» **Problem details**
Every record that follows should be printed verbatim.

» **Given entries**
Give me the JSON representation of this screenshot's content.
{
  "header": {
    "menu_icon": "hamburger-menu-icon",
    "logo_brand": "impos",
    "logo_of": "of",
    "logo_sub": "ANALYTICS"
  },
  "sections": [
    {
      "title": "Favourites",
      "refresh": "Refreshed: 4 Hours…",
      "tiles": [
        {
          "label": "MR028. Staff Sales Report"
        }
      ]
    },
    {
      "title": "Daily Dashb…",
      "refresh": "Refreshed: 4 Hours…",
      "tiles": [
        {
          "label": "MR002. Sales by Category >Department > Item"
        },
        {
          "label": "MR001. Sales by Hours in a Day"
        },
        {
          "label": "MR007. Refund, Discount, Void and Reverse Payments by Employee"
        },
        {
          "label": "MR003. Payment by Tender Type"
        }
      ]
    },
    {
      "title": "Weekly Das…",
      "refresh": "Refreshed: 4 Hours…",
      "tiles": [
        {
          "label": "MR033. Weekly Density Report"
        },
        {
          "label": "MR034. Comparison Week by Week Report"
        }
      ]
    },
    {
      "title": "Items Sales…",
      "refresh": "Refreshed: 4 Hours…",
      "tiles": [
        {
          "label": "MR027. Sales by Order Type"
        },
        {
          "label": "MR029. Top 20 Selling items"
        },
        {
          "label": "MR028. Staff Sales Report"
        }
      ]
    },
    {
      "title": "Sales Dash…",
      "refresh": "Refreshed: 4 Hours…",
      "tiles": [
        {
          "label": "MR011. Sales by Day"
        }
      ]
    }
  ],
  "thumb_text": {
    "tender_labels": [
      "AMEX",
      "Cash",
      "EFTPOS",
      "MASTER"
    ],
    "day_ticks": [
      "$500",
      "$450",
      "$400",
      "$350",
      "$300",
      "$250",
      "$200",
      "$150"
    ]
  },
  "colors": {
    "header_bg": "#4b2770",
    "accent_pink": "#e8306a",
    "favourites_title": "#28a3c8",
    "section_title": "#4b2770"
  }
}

» **Final result**
Give me the JSON representation of this screenshot's content.
{
  "header": {
    "menu_icon": "hamburger-menu-icon",
    "logo_brand": "impos",
    "logo_of": "of",
    "logo_sub": "ANALYTICS"
  },
  "sections": [
    {
      "title": "Favourites",
      "refresh": "Refreshed: 4 Hours…",
      "tiles": [
        {
          "label": "MR028. Staff Sales Report"
        }
      ]
    },
    {
      "title": "Daily Dashb…",
      "refresh": "Refreshed: 4 Hours…",
      "tiles": [
        {
          "label": "MR002. Sales by Category >Department > Item"
        },
        {
          "label": "MR001. Sales by Hours in a Day"
        },
        {
          "label": "MR007. Refund, Discount, Void and Reverse Payments by Employee"
        },
        {
          "label": "MR003. Payment by Tender Type"
        }
      ]
    },
    {
      "title": "Weekly Das…",
      "refresh": "Refreshed: 4 Hours…",
      "tiles": [
        {
          "label": "MR033. Weekly Density Report"
        },
        {
          "label": "MR034. Comparison Week by Week Report"
        }
      ]
    },
    {
      "title": "Items Sales…",
      "refresh": "Refreshed: 4 Hours…",
      "tiles": [
        {
          "label": "MR027. Sales by Order Type"
        },
        {
          "label": "MR029. Top 20 Selling items"
        },
        {
          "label": "MR028. Staff Sales Report"
        }
      ]
    },
    {
      "title": "Sales Dash…",
      "refresh": "Refreshed: 4 Hours…",
      "tiles": [
        {
          "label": "MR011. Sales by Day"
        }
      ]
    }
  ],
  "thumb_text": {
    "tender_labels": [
      "AMEX",
      "Cash",
      "EFTPOS",
      "MASTER"
    ],
    "day_ticks": [
      "$500",
      "$450",
      "$400",
      "$350",
      "$300",
      "$250",
      "$200",
      "$150"
    ]
  },
  "colors": {
    "header_bg": "#4b2770",
    "accent_pink": "#e8306a",
    "favourites_title": "#28a3c8",
    "section_title": "#4b2770"
  }
}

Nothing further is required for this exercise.